__Exercise directions__: Beginning with the line containing "Read all visible content and emit it as JSON." and ending with the last line, repeat the records exactly.

__Given data__:
◇ ◇ ◇ ◇

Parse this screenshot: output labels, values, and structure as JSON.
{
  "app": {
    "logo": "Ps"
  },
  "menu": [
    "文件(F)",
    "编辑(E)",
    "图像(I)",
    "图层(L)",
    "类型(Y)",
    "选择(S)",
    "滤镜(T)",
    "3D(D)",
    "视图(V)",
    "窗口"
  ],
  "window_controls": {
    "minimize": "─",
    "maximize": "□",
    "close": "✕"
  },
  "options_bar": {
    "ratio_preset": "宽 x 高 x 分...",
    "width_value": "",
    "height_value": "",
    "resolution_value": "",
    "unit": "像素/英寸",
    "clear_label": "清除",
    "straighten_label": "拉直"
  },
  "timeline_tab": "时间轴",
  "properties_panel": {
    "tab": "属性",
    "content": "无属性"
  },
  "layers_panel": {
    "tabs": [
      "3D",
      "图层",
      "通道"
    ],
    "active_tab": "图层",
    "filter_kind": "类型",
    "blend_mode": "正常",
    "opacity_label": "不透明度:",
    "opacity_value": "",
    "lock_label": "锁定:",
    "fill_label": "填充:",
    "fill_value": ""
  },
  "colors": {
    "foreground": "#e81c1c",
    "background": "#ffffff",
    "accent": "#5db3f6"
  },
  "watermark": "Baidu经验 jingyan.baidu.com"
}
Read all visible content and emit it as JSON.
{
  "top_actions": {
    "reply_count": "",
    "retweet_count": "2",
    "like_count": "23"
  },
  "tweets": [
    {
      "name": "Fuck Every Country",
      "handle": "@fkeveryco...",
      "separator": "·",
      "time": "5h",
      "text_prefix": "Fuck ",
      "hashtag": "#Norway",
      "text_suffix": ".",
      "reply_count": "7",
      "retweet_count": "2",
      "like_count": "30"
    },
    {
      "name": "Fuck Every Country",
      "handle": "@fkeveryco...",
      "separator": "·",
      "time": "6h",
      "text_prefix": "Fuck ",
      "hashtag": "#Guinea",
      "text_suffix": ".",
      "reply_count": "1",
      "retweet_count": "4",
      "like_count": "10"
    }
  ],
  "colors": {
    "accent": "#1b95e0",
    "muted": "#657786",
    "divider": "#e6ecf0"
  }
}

◇ ◇ ◇ ◇

__Solution to this problem__:
Read all visible content and emit it as JSON.
{
  "top_actions": {
    "reply_count": "",
    "retweet_count": "2",
    "like_count": "23"
  },
  "tweets": [
    {
      "name": "Fuck Every Country",
      "handle": "@fkeveryco...",
      "separator": "·",
      "time": "5h",
      "text_prefix": "Fuck ",
      "hashtag": "#Norway",
      "text_suffix": ".",
      "reply_count": "7",
      "retweet_count": "2",
      "like_count": "30"
    },
    {
      "name": "Fuck Every Country",
      "handle": "@fkeveryco...",
      "separator": "·",
      "time": "6h",
      "text_prefix": "Fuck ",
      "hashtag": "#Guinea",
      "text_suffix": ".",
      "reply_count": "1",
      "retweet_count": "4",
      "like_count": "10"
    }
  ],
  "colors": {
    "accent": "#1b95e0",
    "muted": "#657786",
    "divider": "#e6ecf0"
  }
}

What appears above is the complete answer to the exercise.